▼▼▼

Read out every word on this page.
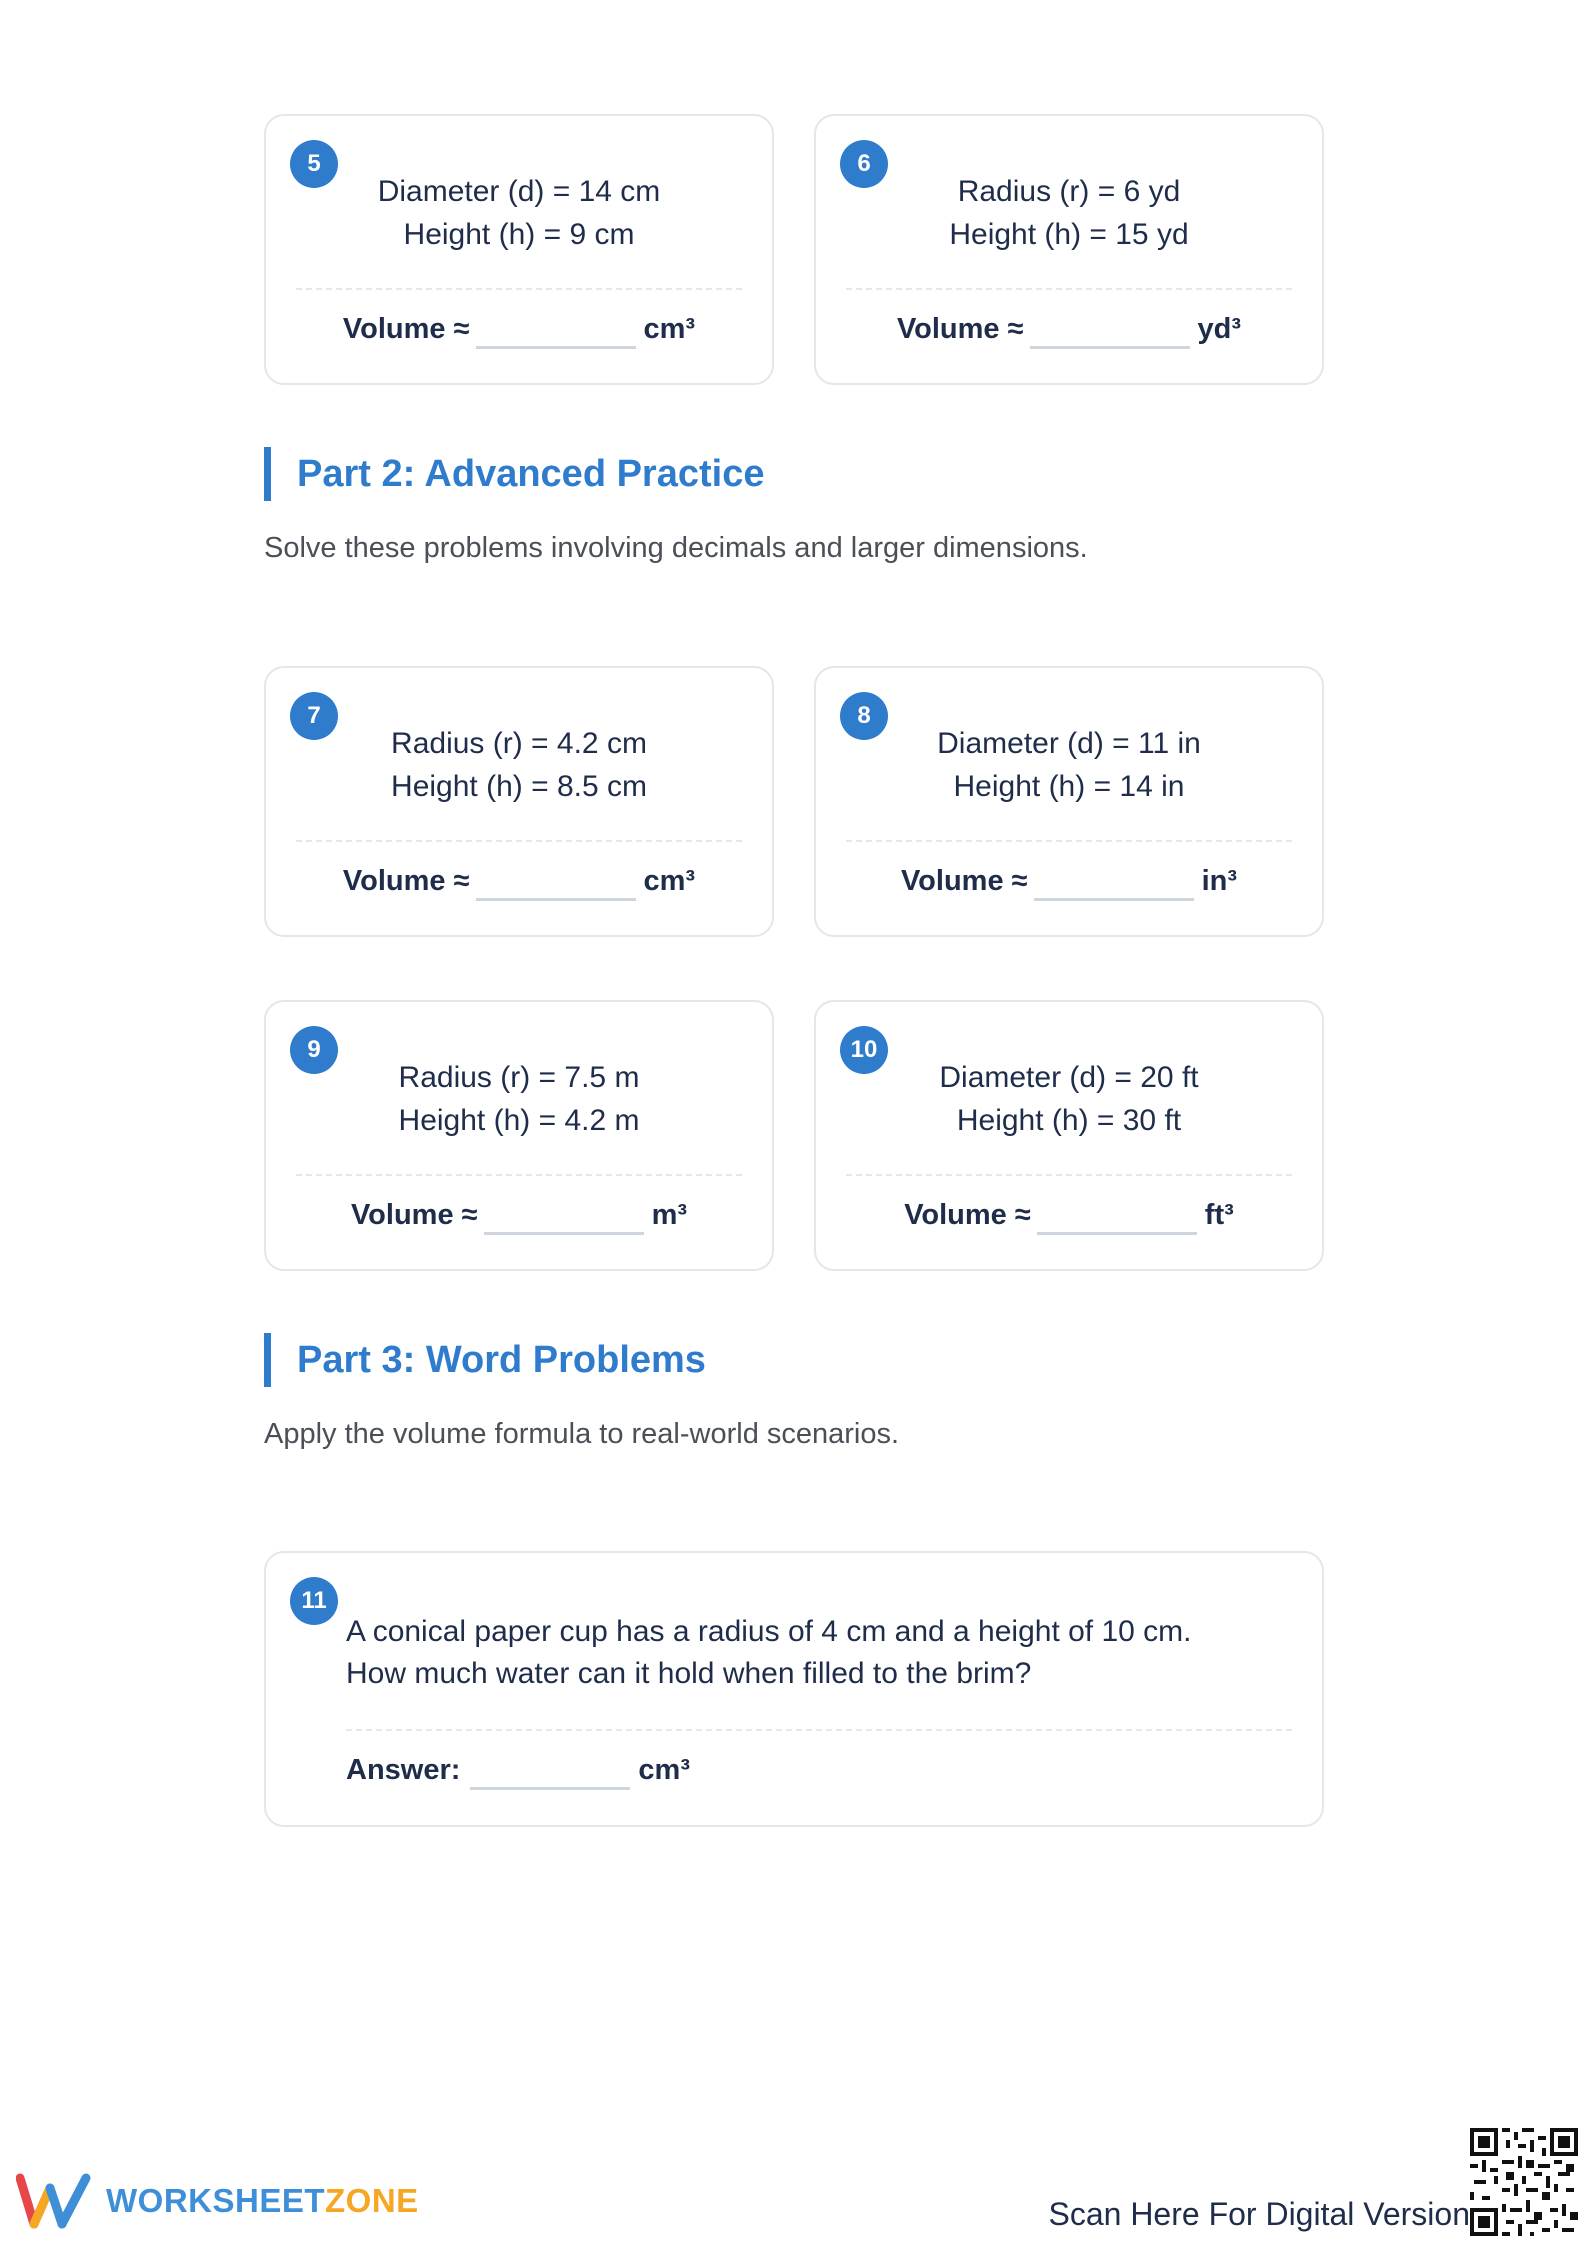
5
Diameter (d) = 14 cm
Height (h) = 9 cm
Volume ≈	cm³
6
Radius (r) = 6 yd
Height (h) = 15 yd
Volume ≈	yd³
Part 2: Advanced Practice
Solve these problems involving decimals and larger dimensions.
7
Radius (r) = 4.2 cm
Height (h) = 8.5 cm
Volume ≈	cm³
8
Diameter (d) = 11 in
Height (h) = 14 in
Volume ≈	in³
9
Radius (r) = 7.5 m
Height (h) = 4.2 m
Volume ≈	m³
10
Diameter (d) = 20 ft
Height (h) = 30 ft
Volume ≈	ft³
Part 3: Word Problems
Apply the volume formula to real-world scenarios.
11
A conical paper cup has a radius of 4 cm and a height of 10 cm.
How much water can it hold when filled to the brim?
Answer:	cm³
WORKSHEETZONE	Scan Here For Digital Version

▲▲▲
▼▼▼

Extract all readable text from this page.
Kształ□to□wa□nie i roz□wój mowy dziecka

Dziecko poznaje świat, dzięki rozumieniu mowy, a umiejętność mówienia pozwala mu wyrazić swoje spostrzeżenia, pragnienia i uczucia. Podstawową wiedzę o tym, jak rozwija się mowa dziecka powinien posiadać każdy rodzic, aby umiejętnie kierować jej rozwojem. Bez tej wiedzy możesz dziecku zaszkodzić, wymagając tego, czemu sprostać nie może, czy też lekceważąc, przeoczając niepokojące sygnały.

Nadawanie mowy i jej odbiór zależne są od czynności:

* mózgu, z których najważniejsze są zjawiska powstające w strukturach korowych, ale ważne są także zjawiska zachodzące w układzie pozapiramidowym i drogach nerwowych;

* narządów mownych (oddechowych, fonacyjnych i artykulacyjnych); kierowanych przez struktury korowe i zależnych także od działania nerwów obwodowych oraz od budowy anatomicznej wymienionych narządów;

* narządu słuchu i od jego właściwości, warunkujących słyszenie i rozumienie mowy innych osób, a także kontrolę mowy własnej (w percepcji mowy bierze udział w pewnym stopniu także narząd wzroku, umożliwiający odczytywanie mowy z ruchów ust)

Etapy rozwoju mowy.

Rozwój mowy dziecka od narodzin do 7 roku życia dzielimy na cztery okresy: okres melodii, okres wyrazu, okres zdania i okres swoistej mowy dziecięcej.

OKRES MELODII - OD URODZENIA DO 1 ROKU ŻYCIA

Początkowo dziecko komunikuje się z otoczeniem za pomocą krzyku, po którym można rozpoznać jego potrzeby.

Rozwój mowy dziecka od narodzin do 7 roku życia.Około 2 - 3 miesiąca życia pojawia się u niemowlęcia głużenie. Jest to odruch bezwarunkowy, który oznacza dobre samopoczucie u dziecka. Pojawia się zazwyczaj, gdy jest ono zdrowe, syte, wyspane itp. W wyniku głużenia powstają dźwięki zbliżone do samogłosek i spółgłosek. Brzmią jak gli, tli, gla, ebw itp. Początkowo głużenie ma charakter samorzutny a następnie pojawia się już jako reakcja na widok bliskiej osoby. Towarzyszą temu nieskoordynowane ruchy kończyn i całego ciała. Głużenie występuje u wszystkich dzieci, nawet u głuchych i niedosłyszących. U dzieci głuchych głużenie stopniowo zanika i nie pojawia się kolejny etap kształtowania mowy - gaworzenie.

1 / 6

▲▲▲
▼▼▼

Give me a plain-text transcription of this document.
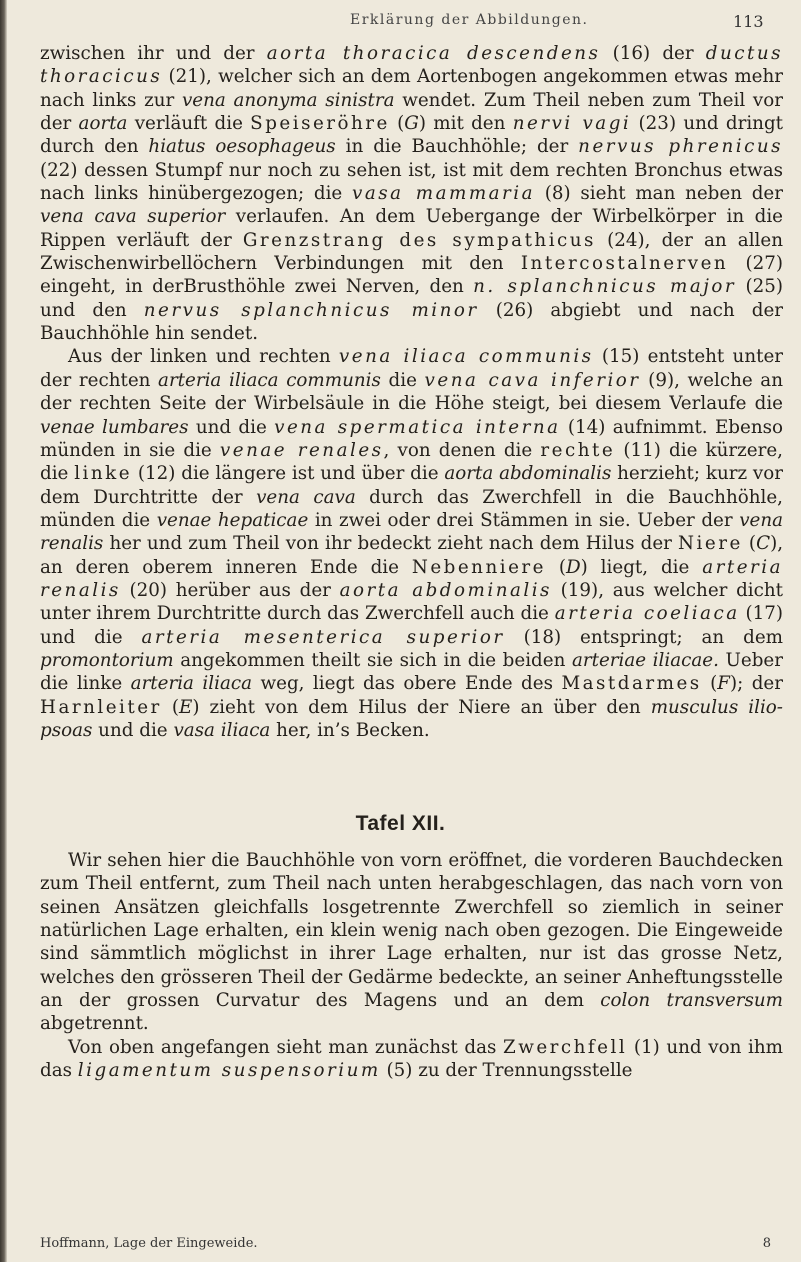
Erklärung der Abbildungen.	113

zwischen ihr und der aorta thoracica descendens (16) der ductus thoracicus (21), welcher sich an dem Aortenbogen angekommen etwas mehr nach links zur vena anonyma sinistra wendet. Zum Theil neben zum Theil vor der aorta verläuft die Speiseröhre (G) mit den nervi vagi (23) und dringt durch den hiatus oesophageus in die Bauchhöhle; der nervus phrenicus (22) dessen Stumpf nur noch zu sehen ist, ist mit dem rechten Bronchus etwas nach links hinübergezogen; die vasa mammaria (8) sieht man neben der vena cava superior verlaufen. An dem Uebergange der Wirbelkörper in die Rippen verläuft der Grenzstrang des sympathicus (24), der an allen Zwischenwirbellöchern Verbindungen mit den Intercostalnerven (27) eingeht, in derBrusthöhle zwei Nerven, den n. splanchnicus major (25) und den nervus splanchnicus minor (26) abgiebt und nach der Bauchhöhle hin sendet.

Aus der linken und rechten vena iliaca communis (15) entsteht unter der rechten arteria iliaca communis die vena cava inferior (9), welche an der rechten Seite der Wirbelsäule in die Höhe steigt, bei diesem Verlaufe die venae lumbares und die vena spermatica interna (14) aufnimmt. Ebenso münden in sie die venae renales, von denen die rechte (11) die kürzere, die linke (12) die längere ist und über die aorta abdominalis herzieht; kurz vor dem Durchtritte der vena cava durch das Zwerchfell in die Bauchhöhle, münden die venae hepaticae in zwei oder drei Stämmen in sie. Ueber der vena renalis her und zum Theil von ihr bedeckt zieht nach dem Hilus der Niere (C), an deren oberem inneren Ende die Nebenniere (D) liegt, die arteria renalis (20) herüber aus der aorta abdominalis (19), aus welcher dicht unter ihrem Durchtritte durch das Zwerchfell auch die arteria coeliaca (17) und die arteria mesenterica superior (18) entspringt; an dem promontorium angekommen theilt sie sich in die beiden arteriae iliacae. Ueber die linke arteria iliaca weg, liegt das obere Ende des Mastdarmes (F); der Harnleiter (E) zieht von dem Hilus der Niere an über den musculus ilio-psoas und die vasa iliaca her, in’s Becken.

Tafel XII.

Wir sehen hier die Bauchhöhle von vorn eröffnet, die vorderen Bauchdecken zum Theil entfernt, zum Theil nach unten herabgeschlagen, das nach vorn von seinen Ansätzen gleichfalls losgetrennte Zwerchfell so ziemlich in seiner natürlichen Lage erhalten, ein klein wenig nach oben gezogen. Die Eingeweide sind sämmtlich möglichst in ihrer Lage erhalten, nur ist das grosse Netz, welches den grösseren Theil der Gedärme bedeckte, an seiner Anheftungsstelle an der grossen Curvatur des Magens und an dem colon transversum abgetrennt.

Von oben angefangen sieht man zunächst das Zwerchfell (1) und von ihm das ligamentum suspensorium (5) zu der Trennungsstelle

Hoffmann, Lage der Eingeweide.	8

▲▲▲

OBJECTIVE —
Pull out every line in the material above where "text" occurs.

EXERCISE ANSWER —
Extract all readable text from this page.
Give me a plain-text transcription of this document.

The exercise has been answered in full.